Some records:
┄┄┄┄┄┄

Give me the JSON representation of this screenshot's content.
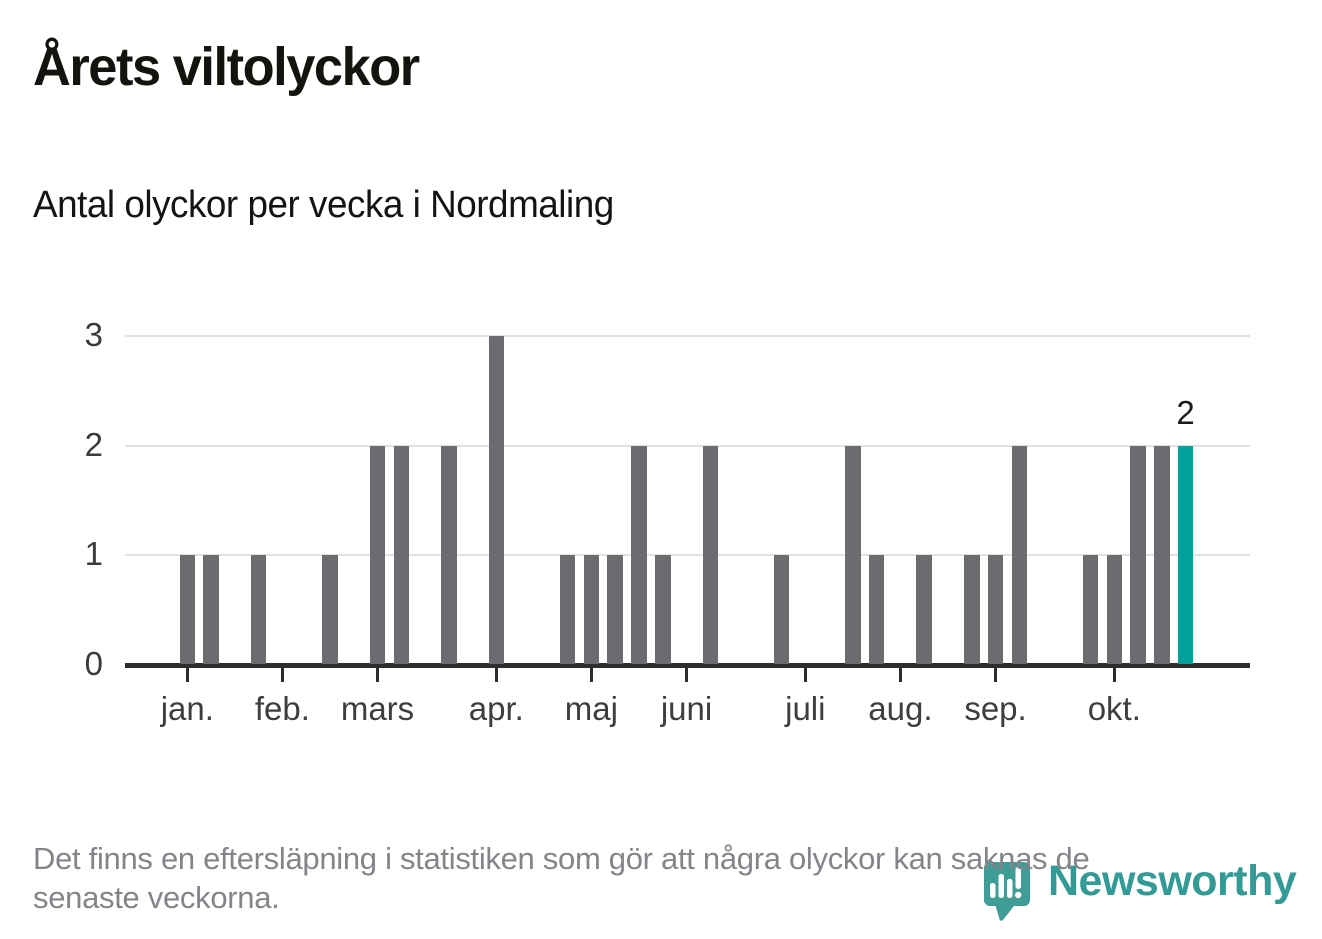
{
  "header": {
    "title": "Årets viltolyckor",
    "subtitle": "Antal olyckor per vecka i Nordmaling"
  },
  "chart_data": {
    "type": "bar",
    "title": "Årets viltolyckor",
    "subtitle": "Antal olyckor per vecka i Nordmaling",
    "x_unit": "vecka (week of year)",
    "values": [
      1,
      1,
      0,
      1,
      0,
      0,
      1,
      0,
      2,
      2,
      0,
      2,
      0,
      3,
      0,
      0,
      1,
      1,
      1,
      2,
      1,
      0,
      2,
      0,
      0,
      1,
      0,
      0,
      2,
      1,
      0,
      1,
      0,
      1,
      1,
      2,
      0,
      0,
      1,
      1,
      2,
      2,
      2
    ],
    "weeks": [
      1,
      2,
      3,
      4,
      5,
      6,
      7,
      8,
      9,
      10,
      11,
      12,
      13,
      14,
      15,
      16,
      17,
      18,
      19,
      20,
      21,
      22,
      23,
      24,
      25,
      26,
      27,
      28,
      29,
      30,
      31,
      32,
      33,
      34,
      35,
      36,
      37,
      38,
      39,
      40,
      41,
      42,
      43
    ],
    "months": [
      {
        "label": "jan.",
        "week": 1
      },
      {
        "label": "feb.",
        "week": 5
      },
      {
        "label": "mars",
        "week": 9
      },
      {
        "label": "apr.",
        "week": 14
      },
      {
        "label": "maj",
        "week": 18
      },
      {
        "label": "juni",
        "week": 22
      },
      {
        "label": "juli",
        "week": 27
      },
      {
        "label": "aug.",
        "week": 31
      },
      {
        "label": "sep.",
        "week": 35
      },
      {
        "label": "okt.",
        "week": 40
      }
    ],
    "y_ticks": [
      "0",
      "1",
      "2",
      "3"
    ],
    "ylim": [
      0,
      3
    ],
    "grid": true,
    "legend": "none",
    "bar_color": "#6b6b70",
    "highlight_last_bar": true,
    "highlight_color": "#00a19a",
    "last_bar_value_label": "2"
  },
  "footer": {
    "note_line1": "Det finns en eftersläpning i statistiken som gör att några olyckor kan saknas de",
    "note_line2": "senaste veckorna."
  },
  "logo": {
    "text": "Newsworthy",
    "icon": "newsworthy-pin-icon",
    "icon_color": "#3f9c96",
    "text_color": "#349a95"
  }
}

┄┄┄┄┄┄

CHALLENGE
Copy out all lines from the material above that contain the string "Antal".

RESPONSE
    "subtitle": "Antal olyckor per vecka i Nordmaling"
    "subtitle": "Antal olyckor per vecka i Nordmaling",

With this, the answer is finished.